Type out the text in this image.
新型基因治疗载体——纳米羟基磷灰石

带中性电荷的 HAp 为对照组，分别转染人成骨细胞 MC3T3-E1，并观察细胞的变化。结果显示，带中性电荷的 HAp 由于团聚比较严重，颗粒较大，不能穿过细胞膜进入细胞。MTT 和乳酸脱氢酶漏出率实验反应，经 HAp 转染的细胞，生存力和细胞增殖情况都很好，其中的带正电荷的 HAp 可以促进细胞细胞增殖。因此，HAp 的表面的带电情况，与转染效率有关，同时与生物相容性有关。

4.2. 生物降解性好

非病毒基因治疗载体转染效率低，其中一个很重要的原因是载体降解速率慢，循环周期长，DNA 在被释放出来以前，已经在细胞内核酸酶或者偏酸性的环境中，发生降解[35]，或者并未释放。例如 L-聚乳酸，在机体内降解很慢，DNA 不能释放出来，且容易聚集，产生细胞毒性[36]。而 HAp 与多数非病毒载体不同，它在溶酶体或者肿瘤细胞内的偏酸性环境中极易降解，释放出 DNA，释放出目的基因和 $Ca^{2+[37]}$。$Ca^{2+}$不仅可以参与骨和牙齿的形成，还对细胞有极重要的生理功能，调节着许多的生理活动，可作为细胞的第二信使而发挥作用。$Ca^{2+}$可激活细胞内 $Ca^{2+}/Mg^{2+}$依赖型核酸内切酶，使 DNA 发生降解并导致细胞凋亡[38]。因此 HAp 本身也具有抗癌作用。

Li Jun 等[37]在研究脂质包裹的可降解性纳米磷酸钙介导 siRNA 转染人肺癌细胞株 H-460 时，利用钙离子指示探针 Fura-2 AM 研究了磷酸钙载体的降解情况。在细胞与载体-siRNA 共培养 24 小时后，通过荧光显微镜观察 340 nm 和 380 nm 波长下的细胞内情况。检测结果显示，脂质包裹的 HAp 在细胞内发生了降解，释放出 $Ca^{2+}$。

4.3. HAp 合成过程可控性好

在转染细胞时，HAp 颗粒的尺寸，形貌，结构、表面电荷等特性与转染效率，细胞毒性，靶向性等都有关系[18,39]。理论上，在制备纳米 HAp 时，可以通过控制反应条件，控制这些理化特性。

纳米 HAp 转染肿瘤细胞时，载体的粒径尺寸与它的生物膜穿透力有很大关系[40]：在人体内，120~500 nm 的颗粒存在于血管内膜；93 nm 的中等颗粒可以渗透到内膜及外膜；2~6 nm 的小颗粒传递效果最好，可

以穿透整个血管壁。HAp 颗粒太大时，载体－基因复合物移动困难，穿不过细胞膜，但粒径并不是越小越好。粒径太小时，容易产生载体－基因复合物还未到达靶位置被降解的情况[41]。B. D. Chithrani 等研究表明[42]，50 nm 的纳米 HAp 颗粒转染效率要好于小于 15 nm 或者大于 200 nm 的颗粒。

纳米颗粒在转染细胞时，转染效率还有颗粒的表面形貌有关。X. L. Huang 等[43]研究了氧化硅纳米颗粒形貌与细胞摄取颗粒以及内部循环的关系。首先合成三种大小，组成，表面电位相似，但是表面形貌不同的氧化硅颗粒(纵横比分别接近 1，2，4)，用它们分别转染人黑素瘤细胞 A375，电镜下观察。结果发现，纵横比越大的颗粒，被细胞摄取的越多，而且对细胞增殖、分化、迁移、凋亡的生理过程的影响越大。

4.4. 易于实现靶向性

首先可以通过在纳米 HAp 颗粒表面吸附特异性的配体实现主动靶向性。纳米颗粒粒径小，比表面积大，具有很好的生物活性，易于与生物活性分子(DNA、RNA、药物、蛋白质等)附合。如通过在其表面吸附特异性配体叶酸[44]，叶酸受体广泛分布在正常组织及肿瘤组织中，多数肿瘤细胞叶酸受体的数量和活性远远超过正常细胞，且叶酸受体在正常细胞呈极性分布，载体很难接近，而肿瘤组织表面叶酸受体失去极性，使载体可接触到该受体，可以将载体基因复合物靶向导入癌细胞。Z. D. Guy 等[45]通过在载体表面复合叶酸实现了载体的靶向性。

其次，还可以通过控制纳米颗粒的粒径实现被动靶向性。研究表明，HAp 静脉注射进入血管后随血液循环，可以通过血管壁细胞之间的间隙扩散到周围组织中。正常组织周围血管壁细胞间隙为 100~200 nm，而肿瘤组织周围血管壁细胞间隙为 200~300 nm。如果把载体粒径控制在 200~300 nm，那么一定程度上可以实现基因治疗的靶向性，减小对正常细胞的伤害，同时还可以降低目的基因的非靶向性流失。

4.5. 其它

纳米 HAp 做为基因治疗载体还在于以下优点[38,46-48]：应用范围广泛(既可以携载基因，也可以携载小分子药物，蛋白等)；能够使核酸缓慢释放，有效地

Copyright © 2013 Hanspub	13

> [Given task]:
Write out all of the records once more, exactly.

> [Task output]:
Type out the text in this image.
新型基因治疗载体——纳米羟基磷灰石

带中性电荷的 HAp 为对照组，分别转染人成骨细胞 MC3T3-E1，并观察细胞的变化。结果显示，带中性电荷的 HAp 由于团聚比较严重，颗粒较大，不能穿过细胞膜进入细胞。MTT 和乳酸脱氢酶漏出率实验反应，经 HAp 转染的细胞，生存力和细胞增殖情况都很好，其中的带正电荷的 HAp 可以促进细胞细胞增殖。因此，HAp 的表面的带电情况，与转染效率有关，同时与生物相容性有关。

4.2. 生物降解性好

非病毒基因治疗载体转染效率低，其中一个很重要的原因是载体降解速率慢，循环周期长，DNA 在被释放出来以前，已经在细胞内核酸酶或者偏酸性的环境中，发生降解[35]，或者并未释放。例如 L-聚乳酸，在机体内降解很慢，DNA 不能释放出来，且容易聚集，产生细胞毒性[36]。而 HAp 与多数非病毒载体不同，它在溶酶体或者肿瘤细胞内的偏酸性环境中极易降解，释放出 DNA，释放出目的基因和 $Ca^{2+[37]}$。$Ca^{2+}$不仅可以参与骨和牙齿的形成，还对细胞有极重要的生理功能，调节着许多的生理活动，可作为细胞的第二信使而发挥作用。$Ca^{2+}$可激活细胞内 $Ca^{2+}/Mg^{2+}$依赖型核酸内切酶，使 DNA 发生降解并导致细胞凋亡[38]。因此 HAp 本身也具有抗癌作用。

Li Jun 等[37]在研究脂质包裹的可降解性纳米磷酸钙介导 siRNA 转染人肺癌细胞株 H-460 时，利用钙离子指示探针 Fura-2 AM 研究了磷酸钙载体的降解情况。在细胞与载体-siRNA 共培养 24 小时后，通过荧光显微镜观察 340 nm 和 380 nm 波长下的细胞内情况。检测结果显示，脂质包裹的 HAp 在细胞内发生了降解，释放出 $Ca^{2+}$。

4.3. HAp 合成过程可控性好

在转染细胞时，HAp 颗粒的尺寸，形貌，结构、表面电荷等特性与转染效率，细胞毒性，靶向性等都有关系[18,39]。理论上，在制备纳米 HAp 时，可以通过控制反应条件，控制这些理化特性。

纳米 HAp 转染肿瘤细胞时，载体的粒径尺寸与它的生物膜穿透力有很大关系[40]：在人体内，120~500 nm 的颗粒存在于血管内膜；93 nm 的中等颗粒可以渗透到内膜及外膜；2~6 nm 的小颗粒传递效果最好，可

以穿透整个血管壁。HAp 颗粒太大时，载体－基因复合物移动困难，穿不过细胞膜，但粒径并不是越小越好。粒径太小时，容易产生载体－基因复合物还未到达靶位置被降解的情况[41]。B. D. Chithrani 等研究表明[42]，50 nm 的纳米 HAp 颗粒转染效率要好于小于 15 nm 或者大于 200 nm 的颗粒。

纳米颗粒在转染细胞时，转染效率还有颗粒的表面形貌有关。X. L. Huang 等[43]研究了氧化硅纳米颗粒形貌与细胞摄取颗粒以及内部循环的关系。首先合成三种大小，组成，表面电位相似，但是表面形貌不同的氧化硅颗粒(纵横比分别接近 1，2，4)，用它们分别转染人黑素瘤细胞 A375，电镜下观察。结果发现，纵横比越大的颗粒，被细胞摄取的越多，而且对细胞增殖、分化、迁移、凋亡的生理过程的影响越大。

4.4. 易于实现靶向性

首先可以通过在纳米 HAp 颗粒表面吸附特异性的配体实现主动靶向性。纳米颗粒粒径小，比表面积大，具有很好的生物活性，易于与生物活性分子(DNA、RNA、药物、蛋白质等)附合。如通过在其表面吸附特异性配体叶酸[44]，叶酸受体广泛分布在正常组织及肿瘤组织中，多数肿瘤细胞叶酸受体的数量和活性远远超过正常细胞，且叶酸受体在正常细胞呈极性分布，载体很难接近，而肿瘤组织表面叶酸受体失去极性，使载体可接触到该受体，可以将载体基因复合物靶向导入癌细胞。Z. D. Guy 等[45]通过在载体表面复合叶酸实现了载体的靶向性。

其次，还可以通过控制纳米颗粒的粒径实现被动靶向性。研究表明，HAp 静脉注射进入血管后随血液循环，可以通过血管壁细胞之间的间隙扩散到周围组织中。正常组织周围血管壁细胞间隙为 100~200 nm，而肿瘤组织周围血管壁细胞间隙为 200~300 nm。如果把载体粒径控制在 200~300 nm，那么一定程度上可以实现基因治疗的靶向性，减小对正常细胞的伤害，同时还可以降低目的基因的非靶向性流失。

4.5. 其它

纳米 HAp 做为基因治疗载体还在于以下优点[38,46-48]：应用范围广泛(既可以携载基因，也可以携载小分子药物，蛋白等)；能够使核酸缓慢释放，有效地

Copyright © 2013 Hanspub	13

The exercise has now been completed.